The problem: Copy out each line featuring the string "Enkel" from the entries beneath.

Source records
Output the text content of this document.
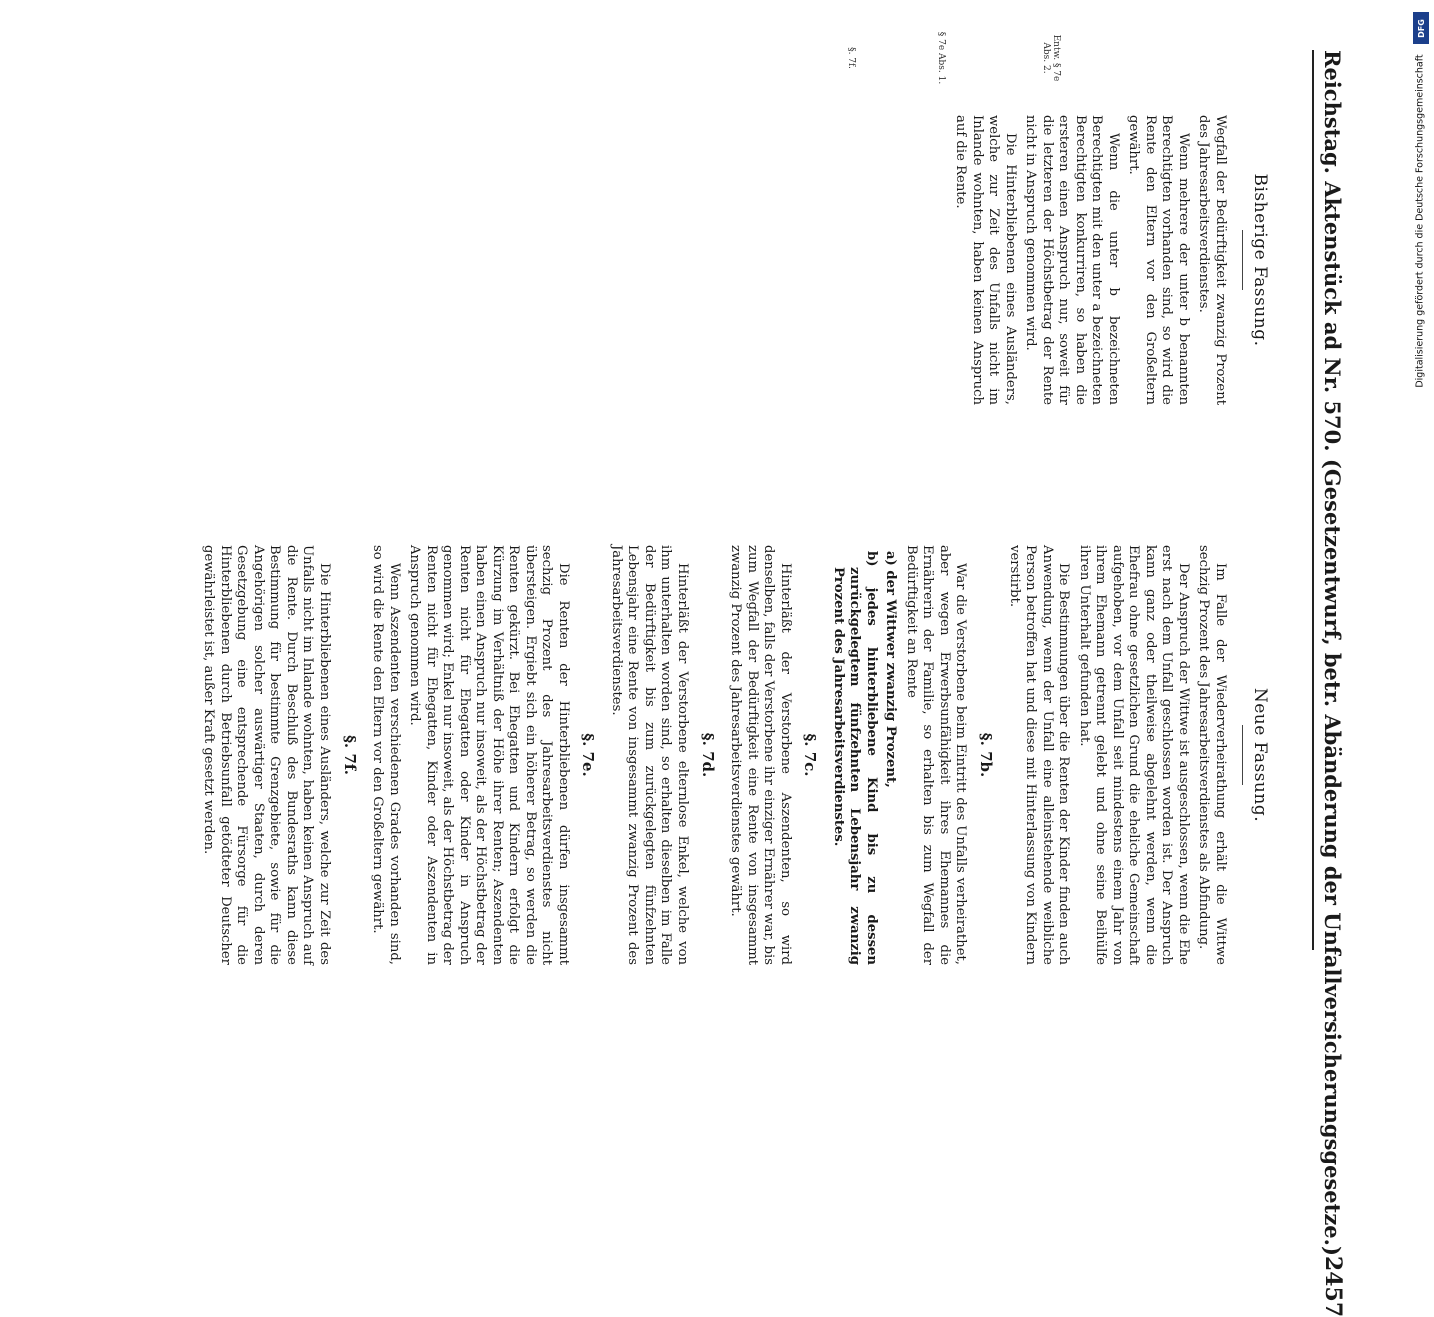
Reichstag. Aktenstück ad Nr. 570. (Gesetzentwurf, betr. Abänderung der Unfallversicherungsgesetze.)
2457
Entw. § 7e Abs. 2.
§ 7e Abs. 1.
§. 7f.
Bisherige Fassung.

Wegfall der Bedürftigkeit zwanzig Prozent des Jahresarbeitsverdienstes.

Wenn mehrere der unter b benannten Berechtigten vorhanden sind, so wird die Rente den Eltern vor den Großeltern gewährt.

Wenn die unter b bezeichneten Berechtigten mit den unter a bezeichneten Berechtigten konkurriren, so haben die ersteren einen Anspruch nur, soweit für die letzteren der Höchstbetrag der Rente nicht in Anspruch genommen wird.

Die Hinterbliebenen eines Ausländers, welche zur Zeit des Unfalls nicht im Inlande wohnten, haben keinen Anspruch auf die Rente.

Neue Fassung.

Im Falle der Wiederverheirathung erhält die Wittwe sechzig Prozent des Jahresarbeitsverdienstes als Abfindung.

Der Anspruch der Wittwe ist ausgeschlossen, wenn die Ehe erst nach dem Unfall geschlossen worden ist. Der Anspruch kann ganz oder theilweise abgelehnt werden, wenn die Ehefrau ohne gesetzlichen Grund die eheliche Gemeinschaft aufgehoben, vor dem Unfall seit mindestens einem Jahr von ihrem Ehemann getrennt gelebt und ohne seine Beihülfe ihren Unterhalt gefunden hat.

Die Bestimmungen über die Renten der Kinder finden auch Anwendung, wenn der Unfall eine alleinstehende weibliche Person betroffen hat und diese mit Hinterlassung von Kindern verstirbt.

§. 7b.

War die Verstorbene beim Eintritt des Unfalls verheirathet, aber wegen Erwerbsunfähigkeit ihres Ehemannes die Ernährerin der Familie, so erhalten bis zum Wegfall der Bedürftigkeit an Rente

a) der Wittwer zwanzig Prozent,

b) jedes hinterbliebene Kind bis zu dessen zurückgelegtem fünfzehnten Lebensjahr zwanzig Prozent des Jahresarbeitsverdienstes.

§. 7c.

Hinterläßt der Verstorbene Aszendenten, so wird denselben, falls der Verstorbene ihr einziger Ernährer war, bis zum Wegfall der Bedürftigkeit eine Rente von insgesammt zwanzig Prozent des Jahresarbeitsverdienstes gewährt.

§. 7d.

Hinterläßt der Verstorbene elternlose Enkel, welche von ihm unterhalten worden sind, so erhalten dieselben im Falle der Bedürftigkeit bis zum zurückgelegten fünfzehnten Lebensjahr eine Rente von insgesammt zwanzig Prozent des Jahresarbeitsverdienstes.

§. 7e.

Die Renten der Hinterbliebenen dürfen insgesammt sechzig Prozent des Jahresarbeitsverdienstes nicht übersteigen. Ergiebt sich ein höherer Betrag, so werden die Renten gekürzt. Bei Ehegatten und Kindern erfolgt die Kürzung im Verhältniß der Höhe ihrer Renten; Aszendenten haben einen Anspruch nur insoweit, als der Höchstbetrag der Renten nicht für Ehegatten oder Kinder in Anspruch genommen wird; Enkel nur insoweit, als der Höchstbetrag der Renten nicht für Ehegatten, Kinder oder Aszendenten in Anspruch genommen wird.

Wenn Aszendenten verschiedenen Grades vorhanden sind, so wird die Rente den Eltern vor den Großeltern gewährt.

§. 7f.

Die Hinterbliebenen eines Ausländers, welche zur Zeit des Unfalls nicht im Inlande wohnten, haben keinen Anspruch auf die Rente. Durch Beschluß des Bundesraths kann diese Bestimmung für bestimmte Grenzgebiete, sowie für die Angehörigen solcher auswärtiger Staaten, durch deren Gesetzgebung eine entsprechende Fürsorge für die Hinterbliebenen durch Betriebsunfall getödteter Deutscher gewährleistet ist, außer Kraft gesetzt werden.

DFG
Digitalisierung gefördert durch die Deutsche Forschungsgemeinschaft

==

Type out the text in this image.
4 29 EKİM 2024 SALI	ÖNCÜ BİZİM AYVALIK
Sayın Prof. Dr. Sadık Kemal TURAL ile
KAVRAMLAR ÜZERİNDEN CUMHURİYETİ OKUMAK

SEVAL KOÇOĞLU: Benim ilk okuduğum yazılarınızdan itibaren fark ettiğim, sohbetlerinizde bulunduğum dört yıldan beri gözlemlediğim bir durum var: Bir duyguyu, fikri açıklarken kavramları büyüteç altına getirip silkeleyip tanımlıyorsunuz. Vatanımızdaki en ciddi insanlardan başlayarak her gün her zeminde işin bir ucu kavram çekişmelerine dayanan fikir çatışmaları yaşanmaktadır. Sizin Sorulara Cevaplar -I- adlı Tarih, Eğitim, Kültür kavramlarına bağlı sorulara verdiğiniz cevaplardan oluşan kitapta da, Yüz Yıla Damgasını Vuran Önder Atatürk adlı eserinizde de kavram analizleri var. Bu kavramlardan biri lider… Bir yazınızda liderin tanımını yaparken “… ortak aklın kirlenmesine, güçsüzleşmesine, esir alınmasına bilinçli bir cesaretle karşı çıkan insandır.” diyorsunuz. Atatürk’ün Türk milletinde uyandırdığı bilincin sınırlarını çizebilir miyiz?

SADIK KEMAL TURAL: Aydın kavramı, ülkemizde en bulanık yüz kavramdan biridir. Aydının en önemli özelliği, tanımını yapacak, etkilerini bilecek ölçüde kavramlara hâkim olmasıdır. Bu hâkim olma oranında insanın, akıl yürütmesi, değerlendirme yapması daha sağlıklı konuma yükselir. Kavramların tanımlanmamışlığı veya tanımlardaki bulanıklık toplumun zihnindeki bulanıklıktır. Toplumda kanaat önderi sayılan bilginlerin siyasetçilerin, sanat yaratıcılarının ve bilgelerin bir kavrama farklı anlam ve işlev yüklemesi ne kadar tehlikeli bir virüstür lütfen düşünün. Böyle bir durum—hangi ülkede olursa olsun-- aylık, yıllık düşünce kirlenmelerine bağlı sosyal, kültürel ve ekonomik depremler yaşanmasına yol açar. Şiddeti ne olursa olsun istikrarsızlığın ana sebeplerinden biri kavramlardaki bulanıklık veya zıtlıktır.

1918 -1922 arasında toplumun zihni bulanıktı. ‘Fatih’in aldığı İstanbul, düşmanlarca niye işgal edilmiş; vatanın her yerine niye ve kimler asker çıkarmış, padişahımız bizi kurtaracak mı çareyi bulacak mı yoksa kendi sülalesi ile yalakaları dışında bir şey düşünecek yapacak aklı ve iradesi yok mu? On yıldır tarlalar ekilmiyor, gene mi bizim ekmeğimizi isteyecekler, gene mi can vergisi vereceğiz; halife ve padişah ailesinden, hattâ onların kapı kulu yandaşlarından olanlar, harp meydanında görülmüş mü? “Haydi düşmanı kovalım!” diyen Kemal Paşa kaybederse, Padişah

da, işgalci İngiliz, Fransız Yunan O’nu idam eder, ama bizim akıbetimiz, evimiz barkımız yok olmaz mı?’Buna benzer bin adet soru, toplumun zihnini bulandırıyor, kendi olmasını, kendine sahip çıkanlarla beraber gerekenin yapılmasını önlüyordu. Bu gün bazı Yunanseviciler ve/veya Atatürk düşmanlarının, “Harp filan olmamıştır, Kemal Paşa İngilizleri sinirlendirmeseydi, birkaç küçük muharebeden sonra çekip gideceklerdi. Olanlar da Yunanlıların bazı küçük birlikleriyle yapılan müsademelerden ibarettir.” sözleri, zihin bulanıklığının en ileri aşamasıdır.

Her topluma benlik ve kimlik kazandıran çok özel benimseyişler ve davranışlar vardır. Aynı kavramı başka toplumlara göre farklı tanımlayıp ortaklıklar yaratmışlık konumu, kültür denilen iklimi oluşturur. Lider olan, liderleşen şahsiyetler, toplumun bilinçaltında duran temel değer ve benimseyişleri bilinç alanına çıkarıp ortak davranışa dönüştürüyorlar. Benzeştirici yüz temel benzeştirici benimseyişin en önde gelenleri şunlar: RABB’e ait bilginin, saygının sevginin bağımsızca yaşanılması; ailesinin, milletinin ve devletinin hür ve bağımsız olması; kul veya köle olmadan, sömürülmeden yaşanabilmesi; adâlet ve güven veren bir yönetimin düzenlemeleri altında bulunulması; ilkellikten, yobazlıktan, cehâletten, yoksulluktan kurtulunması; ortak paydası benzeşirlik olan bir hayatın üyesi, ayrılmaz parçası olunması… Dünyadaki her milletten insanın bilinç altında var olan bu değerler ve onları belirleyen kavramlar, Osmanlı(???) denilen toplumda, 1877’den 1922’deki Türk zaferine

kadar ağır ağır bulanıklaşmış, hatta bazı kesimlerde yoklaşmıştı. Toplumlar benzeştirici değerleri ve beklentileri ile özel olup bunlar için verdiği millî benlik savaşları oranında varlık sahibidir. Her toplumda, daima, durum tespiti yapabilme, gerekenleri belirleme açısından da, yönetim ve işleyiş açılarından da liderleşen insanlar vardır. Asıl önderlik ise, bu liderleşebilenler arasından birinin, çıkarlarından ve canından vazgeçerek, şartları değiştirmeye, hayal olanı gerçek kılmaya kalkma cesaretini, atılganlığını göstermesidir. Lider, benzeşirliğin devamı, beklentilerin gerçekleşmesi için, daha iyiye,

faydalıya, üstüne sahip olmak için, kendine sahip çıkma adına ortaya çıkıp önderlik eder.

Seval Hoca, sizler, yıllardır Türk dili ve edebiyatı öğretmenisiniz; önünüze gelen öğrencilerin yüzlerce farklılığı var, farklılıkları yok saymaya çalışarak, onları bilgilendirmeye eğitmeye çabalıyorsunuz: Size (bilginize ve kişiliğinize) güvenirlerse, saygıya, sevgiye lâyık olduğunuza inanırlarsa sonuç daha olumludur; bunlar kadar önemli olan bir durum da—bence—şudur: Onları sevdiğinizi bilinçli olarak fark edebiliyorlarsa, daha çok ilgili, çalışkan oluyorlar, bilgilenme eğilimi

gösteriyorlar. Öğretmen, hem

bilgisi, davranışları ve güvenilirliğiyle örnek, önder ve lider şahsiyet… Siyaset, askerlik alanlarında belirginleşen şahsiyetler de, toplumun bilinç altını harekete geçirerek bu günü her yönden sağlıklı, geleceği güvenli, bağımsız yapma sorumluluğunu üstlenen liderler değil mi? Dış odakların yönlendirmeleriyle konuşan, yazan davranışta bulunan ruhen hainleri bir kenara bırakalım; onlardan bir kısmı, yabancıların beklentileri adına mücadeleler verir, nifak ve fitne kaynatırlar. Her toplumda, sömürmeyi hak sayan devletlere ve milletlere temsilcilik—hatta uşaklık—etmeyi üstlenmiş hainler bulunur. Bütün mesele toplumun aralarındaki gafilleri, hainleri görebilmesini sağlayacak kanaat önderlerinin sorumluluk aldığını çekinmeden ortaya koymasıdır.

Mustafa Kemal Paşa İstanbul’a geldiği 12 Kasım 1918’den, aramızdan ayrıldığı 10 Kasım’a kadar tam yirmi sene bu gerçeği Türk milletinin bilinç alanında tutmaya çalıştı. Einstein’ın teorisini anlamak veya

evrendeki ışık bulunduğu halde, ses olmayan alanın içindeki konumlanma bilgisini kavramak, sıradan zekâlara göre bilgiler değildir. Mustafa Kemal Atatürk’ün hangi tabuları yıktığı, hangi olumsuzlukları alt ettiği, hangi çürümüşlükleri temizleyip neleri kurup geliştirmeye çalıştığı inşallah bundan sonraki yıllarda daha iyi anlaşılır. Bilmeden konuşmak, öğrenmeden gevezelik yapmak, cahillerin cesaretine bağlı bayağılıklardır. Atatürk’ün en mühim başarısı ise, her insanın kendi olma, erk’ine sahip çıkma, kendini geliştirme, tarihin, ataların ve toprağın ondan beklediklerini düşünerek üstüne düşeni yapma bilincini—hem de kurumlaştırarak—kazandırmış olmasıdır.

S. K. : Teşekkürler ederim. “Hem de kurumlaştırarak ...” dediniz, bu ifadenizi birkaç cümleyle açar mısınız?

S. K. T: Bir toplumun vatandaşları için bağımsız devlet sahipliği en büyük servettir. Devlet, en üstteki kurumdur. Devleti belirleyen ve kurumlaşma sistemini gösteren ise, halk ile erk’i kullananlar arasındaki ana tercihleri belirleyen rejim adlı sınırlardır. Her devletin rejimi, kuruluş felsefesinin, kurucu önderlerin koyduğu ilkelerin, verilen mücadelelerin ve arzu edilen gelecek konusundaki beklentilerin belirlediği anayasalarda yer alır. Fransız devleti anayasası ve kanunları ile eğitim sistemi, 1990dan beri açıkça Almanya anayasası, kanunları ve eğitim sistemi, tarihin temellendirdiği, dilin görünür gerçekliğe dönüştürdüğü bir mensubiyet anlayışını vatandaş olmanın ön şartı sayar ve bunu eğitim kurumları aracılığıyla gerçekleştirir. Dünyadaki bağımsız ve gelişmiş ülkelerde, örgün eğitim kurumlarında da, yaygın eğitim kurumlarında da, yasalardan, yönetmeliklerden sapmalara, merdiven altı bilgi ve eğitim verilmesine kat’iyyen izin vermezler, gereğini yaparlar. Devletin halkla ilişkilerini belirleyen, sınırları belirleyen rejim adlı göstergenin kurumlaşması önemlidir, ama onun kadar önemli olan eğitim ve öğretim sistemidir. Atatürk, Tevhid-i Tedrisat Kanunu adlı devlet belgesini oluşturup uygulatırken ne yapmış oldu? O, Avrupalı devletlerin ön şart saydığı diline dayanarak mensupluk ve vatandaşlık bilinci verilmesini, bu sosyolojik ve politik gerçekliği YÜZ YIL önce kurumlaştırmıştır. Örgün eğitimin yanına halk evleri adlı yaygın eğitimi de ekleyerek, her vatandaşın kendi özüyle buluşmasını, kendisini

Answer to the problem:
Hinterläßt der Verstorbene elternlose Enkel, welche von ihm unterhalten worden sind, so erhalten dieselben im Falle der Bedürftigkeit bis zum zurückgelegten fünfzehnten Lebensjahr eine Rente von insgesammt zwanzig Prozent des Jahresarbeitsverdienstes.
Die Renten der Hinterbliebenen dürfen insgesammt sechzig Prozent des Jahresarbeitsverdienstes nicht übersteigen. Ergiebt sich ein höherer Betrag, so werden die Renten gekürzt. Bei Ehegatten und Kindern erfolgt die Kürzung im Verhältniß der Höhe ihrer Renten; Aszendenten haben einen Anspruch nur insoweit, als der Höchstbetrag der Renten nicht für Ehegatten oder Kinder in Anspruch genommen wird; Enkel nur insoweit, als der Höchstbetrag der Renten nicht für Ehegatten, Kinder oder Aszendenten in Anspruch genommen wird.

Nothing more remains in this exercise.